■ **What to do**: Pick out each line containing the string "città".

Records from a data source:
------------------------------

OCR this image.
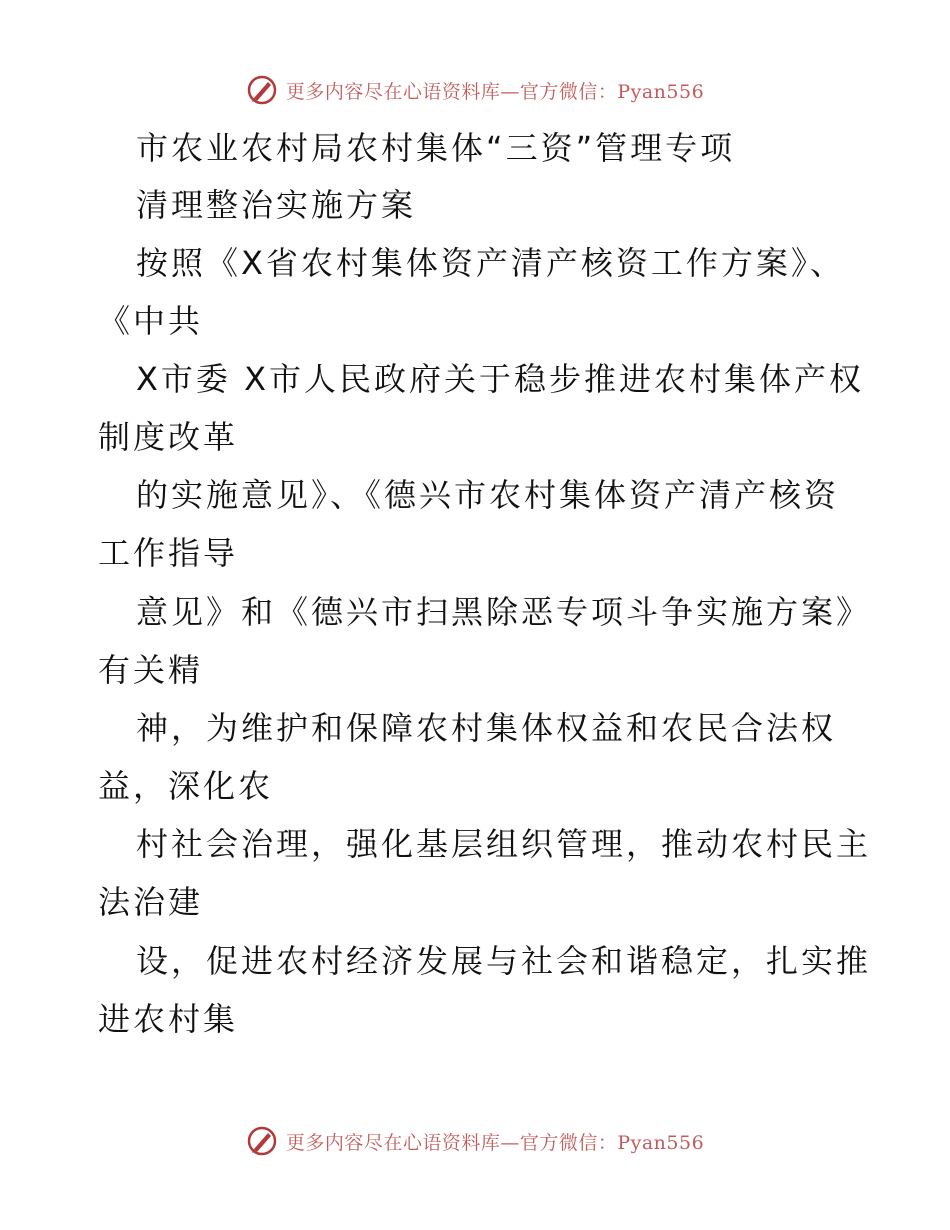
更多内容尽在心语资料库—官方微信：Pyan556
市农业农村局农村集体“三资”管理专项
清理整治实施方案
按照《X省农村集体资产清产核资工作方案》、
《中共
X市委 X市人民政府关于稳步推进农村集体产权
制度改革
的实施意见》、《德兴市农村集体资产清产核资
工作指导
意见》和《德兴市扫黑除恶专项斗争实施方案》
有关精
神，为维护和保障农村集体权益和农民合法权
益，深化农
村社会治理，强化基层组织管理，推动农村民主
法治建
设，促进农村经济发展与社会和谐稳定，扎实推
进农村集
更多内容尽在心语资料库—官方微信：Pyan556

------------------------------

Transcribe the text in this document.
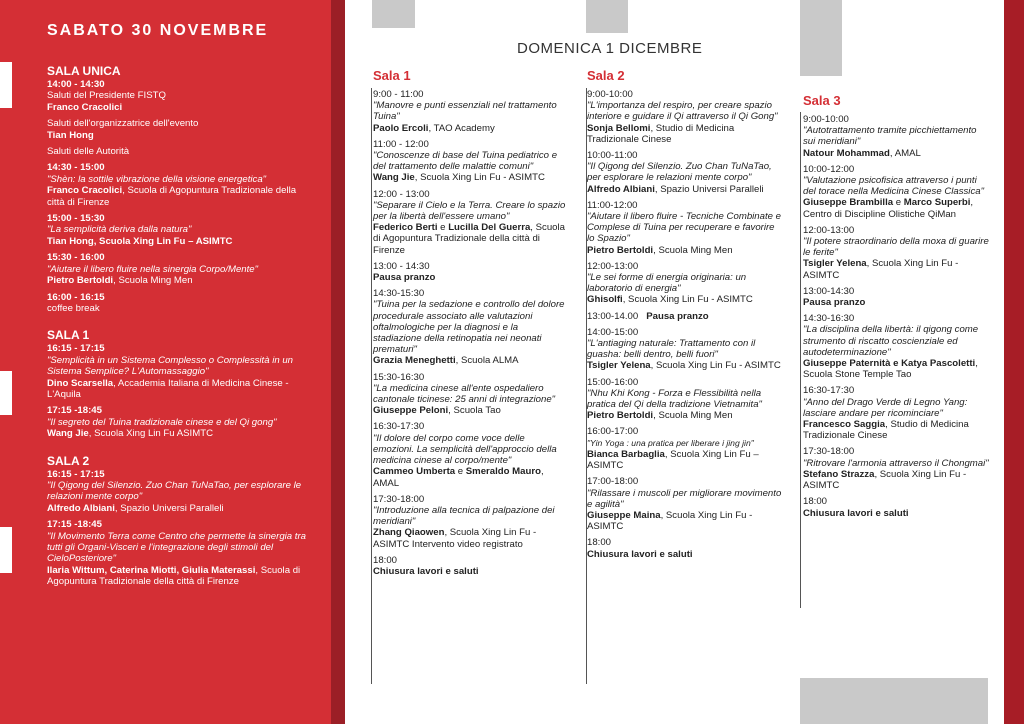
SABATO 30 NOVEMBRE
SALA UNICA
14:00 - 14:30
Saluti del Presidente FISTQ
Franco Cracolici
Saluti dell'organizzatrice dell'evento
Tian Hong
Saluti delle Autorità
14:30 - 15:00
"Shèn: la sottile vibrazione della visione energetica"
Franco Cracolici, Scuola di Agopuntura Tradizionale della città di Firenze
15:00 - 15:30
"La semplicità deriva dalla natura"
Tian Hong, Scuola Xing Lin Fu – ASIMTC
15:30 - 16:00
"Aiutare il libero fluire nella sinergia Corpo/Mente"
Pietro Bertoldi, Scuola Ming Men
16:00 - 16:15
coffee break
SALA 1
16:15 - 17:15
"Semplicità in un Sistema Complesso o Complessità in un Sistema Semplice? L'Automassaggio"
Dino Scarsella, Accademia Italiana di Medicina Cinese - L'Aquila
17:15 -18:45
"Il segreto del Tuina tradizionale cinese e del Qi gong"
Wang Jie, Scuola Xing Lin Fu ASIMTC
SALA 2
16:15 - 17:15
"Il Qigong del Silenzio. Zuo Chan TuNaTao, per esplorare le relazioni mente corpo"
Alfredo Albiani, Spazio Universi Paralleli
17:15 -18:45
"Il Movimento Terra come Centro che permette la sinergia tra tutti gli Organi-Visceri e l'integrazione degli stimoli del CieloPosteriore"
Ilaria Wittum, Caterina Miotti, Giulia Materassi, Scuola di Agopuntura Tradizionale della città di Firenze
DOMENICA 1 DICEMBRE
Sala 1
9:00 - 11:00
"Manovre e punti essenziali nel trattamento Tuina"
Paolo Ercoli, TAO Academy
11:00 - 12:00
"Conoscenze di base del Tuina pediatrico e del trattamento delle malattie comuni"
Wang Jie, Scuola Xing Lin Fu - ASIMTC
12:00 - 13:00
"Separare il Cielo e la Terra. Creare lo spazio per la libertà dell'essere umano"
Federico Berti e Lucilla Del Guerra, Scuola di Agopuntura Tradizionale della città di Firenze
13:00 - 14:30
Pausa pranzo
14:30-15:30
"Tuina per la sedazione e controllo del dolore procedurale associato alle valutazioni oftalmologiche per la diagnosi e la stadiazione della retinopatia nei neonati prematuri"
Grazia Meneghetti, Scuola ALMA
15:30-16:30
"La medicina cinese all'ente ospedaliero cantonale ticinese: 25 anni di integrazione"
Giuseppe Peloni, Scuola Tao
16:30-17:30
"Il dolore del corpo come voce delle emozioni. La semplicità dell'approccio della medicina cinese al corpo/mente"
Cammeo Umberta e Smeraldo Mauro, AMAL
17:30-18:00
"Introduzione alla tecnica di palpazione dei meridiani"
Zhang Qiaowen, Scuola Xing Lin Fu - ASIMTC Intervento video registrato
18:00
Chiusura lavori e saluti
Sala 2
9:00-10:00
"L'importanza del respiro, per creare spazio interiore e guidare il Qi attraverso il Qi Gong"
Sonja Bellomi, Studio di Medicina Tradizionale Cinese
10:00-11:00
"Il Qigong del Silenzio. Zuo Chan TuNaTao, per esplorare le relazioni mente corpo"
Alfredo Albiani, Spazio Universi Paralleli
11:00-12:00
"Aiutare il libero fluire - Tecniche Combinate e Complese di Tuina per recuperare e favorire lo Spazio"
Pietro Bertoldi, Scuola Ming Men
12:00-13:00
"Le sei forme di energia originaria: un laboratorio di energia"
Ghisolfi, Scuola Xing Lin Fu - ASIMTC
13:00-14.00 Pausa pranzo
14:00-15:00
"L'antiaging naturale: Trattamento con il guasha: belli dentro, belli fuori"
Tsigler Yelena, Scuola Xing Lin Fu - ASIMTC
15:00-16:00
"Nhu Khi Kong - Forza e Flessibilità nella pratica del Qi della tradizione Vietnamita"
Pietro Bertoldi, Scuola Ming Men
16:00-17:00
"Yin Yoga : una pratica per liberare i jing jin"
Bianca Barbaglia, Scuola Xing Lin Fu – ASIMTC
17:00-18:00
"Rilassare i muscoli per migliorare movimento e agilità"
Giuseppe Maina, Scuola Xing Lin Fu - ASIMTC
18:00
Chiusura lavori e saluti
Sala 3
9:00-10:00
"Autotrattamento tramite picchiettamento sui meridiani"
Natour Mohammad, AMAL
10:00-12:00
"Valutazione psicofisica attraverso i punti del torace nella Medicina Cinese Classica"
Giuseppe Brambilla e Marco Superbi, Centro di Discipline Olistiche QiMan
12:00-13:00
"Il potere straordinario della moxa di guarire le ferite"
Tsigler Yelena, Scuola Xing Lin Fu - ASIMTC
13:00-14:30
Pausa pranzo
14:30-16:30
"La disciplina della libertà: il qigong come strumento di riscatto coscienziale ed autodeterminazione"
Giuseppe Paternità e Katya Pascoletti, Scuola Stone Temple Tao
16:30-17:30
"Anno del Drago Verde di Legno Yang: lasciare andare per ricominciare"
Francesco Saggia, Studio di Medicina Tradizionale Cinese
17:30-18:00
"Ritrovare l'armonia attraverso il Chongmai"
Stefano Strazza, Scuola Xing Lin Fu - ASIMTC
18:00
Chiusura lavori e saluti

------------------------------

■ **Answer to this problem**:
Franco Cracolici, Scuola di Agopuntura Tradizionale della città di Firenze
Ilaria Wittum, Caterina Miotti, Giulia Materassi, Scuola di Agopuntura Tradizionale della città di Firenze
Federico Berti e Lucilla Del Guerra, Scuola di Agopuntura Tradizionale della città di Firenze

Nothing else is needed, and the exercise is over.